/---
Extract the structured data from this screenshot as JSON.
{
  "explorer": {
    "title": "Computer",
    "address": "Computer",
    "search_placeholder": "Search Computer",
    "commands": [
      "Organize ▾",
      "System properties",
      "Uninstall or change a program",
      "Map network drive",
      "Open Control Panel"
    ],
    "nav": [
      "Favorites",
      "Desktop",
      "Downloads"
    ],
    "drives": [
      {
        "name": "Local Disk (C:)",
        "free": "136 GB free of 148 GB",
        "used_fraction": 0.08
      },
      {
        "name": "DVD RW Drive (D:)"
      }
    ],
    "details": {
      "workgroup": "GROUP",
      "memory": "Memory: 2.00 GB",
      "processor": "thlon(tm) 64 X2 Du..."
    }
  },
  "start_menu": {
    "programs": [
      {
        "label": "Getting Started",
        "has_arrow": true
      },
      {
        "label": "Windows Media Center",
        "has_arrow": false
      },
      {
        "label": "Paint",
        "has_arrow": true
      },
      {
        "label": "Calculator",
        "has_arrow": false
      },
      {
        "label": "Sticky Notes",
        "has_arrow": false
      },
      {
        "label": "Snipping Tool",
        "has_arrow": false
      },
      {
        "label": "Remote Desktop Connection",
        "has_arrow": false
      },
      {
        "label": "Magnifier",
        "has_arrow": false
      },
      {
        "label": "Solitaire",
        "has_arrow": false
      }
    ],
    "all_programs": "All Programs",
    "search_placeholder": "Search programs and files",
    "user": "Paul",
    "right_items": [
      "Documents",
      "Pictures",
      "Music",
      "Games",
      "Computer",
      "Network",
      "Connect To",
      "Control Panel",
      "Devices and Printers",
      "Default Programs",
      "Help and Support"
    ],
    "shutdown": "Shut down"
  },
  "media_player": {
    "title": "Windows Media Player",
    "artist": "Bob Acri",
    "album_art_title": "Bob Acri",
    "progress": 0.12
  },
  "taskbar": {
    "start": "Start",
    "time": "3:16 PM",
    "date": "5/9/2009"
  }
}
\---
**Exercise details:**
Check each line above for the string "label", then copy the ones that have it.

**Answer to the task:**
        "label": "Getting Started",
        "label": "Windows Media Center",
        "label": "Paint",
        "label": "Calculator",
        "label": "Sticky Notes",
        "label": "Snipping Tool",
        "label": "Remote Desktop Connection",
        "label": "Magnifier",
        "label": "Solitaire",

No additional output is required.